Data section>
_ _ _ _ _

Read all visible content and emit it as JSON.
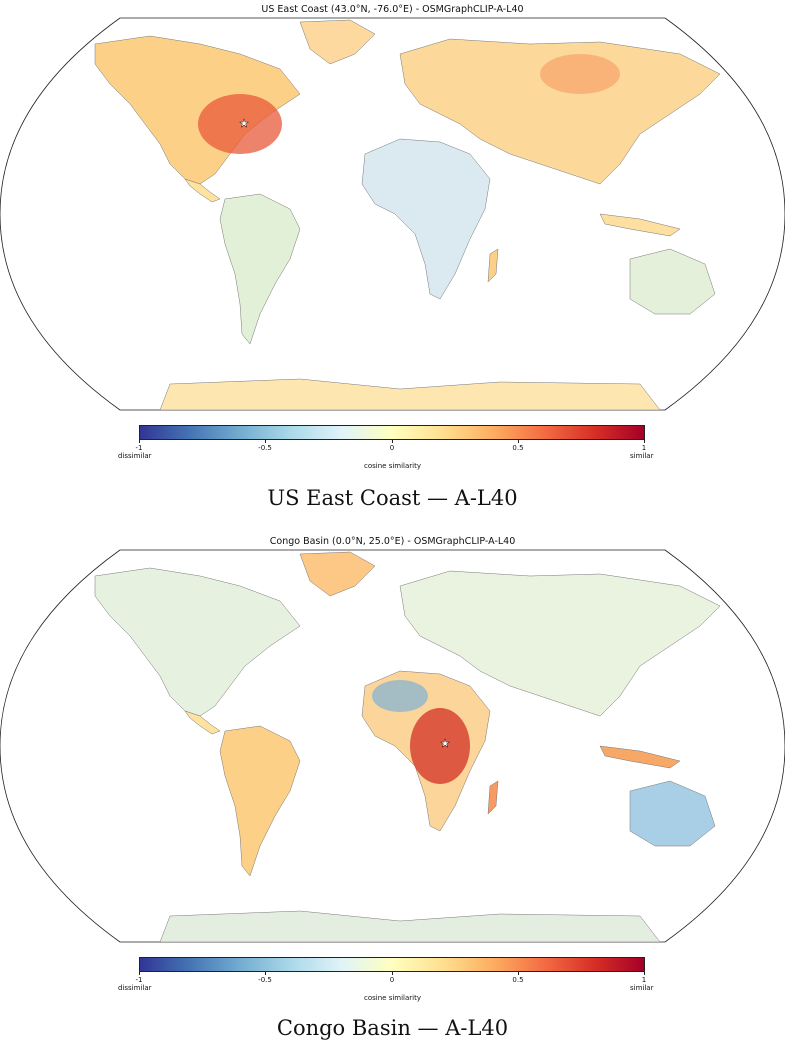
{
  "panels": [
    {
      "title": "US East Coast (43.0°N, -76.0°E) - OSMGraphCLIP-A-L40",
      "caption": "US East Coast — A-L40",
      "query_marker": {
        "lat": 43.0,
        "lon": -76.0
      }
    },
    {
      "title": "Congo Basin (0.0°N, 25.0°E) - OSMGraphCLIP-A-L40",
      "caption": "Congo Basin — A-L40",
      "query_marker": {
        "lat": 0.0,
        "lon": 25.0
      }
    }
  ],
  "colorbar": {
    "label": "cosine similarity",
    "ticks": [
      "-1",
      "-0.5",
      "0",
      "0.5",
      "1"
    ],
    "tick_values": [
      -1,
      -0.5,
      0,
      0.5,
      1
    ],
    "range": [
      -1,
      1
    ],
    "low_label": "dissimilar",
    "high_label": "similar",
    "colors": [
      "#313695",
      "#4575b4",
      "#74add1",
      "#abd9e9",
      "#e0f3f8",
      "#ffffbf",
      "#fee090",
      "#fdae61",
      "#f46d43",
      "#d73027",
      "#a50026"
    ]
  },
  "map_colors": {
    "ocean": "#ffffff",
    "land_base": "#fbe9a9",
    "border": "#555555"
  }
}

_ _ _ _ _

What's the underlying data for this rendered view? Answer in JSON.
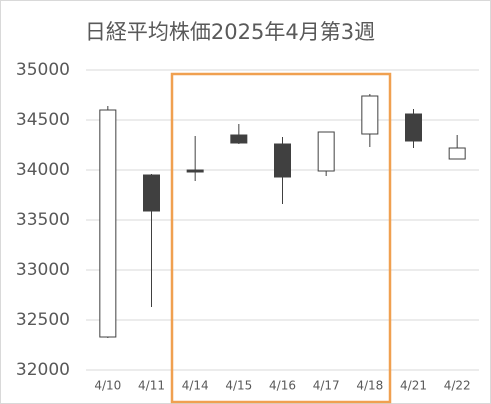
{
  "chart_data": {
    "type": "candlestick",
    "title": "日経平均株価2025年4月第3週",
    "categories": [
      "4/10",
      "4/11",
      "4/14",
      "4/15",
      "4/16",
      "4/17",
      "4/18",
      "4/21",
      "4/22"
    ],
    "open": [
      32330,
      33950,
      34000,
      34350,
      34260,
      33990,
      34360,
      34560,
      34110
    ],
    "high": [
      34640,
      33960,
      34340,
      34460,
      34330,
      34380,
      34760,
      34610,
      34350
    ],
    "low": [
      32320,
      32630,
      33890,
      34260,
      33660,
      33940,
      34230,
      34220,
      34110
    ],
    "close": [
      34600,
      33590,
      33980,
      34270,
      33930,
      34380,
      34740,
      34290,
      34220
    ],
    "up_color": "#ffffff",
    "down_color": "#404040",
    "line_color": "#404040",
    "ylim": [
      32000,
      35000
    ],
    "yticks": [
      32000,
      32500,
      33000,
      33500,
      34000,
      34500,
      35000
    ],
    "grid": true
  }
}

_ _ _ _ _

Problem description> Considering only the records above, state the number of lines that include the word "OSMGraphCLIP", with nothing added.

Full output> 2